Start of SUPPLIED DATA

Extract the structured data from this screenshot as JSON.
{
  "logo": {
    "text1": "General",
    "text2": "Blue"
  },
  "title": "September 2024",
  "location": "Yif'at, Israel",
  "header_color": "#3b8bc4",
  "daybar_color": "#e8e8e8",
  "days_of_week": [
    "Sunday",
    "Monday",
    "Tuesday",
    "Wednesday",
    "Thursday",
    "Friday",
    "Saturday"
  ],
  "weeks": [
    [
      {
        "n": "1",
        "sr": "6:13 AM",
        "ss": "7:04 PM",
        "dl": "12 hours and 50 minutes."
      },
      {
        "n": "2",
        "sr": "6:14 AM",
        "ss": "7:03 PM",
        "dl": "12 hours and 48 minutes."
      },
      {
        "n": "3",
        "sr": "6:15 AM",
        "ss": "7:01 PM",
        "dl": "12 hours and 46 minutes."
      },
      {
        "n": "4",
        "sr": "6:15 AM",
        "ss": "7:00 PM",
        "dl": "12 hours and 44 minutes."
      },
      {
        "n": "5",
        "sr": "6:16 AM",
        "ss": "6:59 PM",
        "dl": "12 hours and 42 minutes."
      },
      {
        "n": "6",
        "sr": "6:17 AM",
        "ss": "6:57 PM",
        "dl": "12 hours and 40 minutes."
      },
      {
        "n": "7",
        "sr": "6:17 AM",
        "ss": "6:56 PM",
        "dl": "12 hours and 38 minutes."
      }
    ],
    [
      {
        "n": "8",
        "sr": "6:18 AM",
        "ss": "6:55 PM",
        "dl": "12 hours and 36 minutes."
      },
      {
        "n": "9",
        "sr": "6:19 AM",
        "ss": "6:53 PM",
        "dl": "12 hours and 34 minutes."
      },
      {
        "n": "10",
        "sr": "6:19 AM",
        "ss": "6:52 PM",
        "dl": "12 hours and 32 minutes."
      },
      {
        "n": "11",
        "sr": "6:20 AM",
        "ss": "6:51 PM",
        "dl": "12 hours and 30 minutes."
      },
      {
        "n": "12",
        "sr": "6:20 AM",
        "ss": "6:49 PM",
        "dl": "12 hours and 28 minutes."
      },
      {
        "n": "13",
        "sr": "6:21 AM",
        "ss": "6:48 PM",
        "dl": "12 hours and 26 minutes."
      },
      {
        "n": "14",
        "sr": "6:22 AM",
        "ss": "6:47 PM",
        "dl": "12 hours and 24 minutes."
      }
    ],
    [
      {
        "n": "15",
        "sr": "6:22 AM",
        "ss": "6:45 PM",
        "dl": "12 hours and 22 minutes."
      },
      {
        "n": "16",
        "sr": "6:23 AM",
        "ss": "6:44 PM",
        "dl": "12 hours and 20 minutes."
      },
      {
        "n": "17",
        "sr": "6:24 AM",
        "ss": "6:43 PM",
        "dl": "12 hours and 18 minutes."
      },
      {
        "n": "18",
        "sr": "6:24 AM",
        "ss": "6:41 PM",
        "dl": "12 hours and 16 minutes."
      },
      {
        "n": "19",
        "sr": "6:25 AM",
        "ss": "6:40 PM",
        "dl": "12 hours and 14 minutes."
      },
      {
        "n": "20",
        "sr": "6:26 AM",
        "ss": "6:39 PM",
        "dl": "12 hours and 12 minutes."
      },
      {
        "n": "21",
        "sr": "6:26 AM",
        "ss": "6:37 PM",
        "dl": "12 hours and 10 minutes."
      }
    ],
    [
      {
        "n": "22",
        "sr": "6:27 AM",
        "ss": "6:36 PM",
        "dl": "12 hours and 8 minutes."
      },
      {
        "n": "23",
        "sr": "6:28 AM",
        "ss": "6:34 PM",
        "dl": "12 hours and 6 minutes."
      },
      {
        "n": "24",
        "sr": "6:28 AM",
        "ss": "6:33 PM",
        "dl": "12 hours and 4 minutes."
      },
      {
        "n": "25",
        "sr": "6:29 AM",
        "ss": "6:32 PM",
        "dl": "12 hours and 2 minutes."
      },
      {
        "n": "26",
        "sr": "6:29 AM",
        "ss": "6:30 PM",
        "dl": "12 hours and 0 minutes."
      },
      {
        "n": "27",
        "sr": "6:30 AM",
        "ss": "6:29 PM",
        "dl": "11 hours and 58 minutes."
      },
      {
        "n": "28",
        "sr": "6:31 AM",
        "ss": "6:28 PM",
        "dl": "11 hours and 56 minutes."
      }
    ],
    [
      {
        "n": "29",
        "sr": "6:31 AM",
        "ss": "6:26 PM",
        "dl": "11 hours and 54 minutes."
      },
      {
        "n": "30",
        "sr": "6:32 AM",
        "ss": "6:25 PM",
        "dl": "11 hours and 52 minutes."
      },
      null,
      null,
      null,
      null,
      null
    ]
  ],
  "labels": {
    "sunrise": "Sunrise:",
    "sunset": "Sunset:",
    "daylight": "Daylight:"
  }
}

End of SUPPLIED DATA

WHAT YOU WILL DO:
Reproduce the material exactly, with every line intact.

SOLVED EXERCISE:
Extract the structured data from this screenshot as JSON.
{
  "logo": {
    "text1": "General",
    "text2": "Blue"
  },
  "title": "September 2024",
  "location": "Yif'at, Israel",
  "header_color": "#3b8bc4",
  "daybar_color": "#e8e8e8",
  "days_of_week": [
    "Sunday",
    "Monday",
    "Tuesday",
    "Wednesday",
    "Thursday",
    "Friday",
    "Saturday"
  ],
  "weeks": [
    [
      {
        "n": "1",
        "sr": "6:13 AM",
        "ss": "7:04 PM",
        "dl": "12 hours and 50 minutes."
      },
      {
        "n": "2",
        "sr": "6:14 AM",
        "ss": "7:03 PM",
        "dl": "12 hours and 48 minutes."
      },
      {
        "n": "3",
        "sr": "6:15 AM",
        "ss": "7:01 PM",
        "dl": "12 hours and 46 minutes."
      },
      {
        "n": "4",
        "sr": "6:15 AM",
        "ss": "7:00 PM",
        "dl": "12 hours and 44 minutes."
      },
      {
        "n": "5",
        "sr": "6:16 AM",
        "ss": "6:59 PM",
        "dl": "12 hours and 42 minutes."
      },
      {
        "n": "6",
        "sr": "6:17 AM",
        "ss": "6:57 PM",
        "dl": "12 hours and 40 minutes."
      },
      {
        "n": "7",
        "sr": "6:17 AM",
        "ss": "6:56 PM",
        "dl": "12 hours and 38 minutes."
      }
    ],
    [
      {
        "n": "8",
        "sr": "6:18 AM",
        "ss": "6:55 PM",
        "dl": "12 hours and 36 minutes."
      },
      {
        "n": "9",
        "sr": "6:19 AM",
        "ss": "6:53 PM",
        "dl": "12 hours and 34 minutes."
      },
      {
        "n": "10",
        "sr": "6:19 AM",
        "ss": "6:52 PM",
        "dl": "12 hours and 32 minutes."
      },
      {
        "n": "11",
        "sr": "6:20 AM",
        "ss": "6:51 PM",
        "dl": "12 hours and 30 minutes."
      },
      {
        "n": "12",
        "sr": "6:20 AM",
        "ss": "6:49 PM",
        "dl": "12 hours and 28 minutes."
      },
      {
        "n": "13",
        "sr": "6:21 AM",
        "ss": "6:48 PM",
        "dl": "12 hours and 26 minutes."
      },
      {
        "n": "14",
        "sr": "6:22 AM",
        "ss": "6:47 PM",
        "dl": "12 hours and 24 minutes."
      }
    ],
    [
      {
        "n": "15",
        "sr": "6:22 AM",
        "ss": "6:45 PM",
        "dl": "12 hours and 22 minutes."
      },
      {
        "n": "16",
        "sr": "6:23 AM",
        "ss": "6:44 PM",
        "dl": "12 hours and 20 minutes."
      },
      {
        "n": "17",
        "sr": "6:24 AM",
        "ss": "6:43 PM",
        "dl": "12 hours and 18 minutes."
      },
      {
        "n": "18",
        "sr": "6:24 AM",
        "ss": "6:41 PM",
        "dl": "12 hours and 16 minutes."
      },
      {
        "n": "19",
        "sr": "6:25 AM",
        "ss": "6:40 PM",
        "dl": "12 hours and 14 minutes."
      },
      {
        "n": "20",
        "sr": "6:26 AM",
        "ss": "6:39 PM",
        "dl": "12 hours and 12 minutes."
      },
      {
        "n": "21",
        "sr": "6:26 AM",
        "ss": "6:37 PM",
        "dl": "12 hours and 10 minutes."
      }
    ],
    [
      {
        "n": "22",
        "sr": "6:27 AM",
        "ss": "6:36 PM",
        "dl": "12 hours and 8 minutes."
      },
      {
        "n": "23",
        "sr": "6:28 AM",
        "ss": "6:34 PM",
        "dl": "12 hours and 6 minutes."
      },
      {
        "n": "24",
        "sr": "6:28 AM",
        "ss": "6:33 PM",
        "dl": "12 hours and 4 minutes."
      },
      {
        "n": "25",
        "sr": "6:29 AM",
        "ss": "6:32 PM",
        "dl": "12 hours and 2 minutes."
      },
      {
        "n": "26",
        "sr": "6:29 AM",
        "ss": "6:30 PM",
        "dl": "12 hours and 0 minutes."
      },
      {
        "n": "27",
        "sr": "6:30 AM",
        "ss": "6:29 PM",
        "dl": "11 hours and 58 minutes."
      },
      {
        "n": "28",
        "sr": "6:31 AM",
        "ss": "6:28 PM",
        "dl": "11 hours and 56 minutes."
      }
    ],
    [
      {
        "n": "29",
        "sr": "6:31 AM",
        "ss": "6:26 PM",
        "dl": "11 hours and 54 minutes."
      },
      {
        "n": "30",
        "sr": "6:32 AM",
        "ss": "6:25 PM",
        "dl": "11 hours and 52 minutes."
      },
      null,
      null,
      null,
      null,
      null
    ]
  ],
  "labels": {
    "sunrise": "Sunrise:",
    "sunset": "Sunset:",
    "daylight": "Daylight:"
  }
}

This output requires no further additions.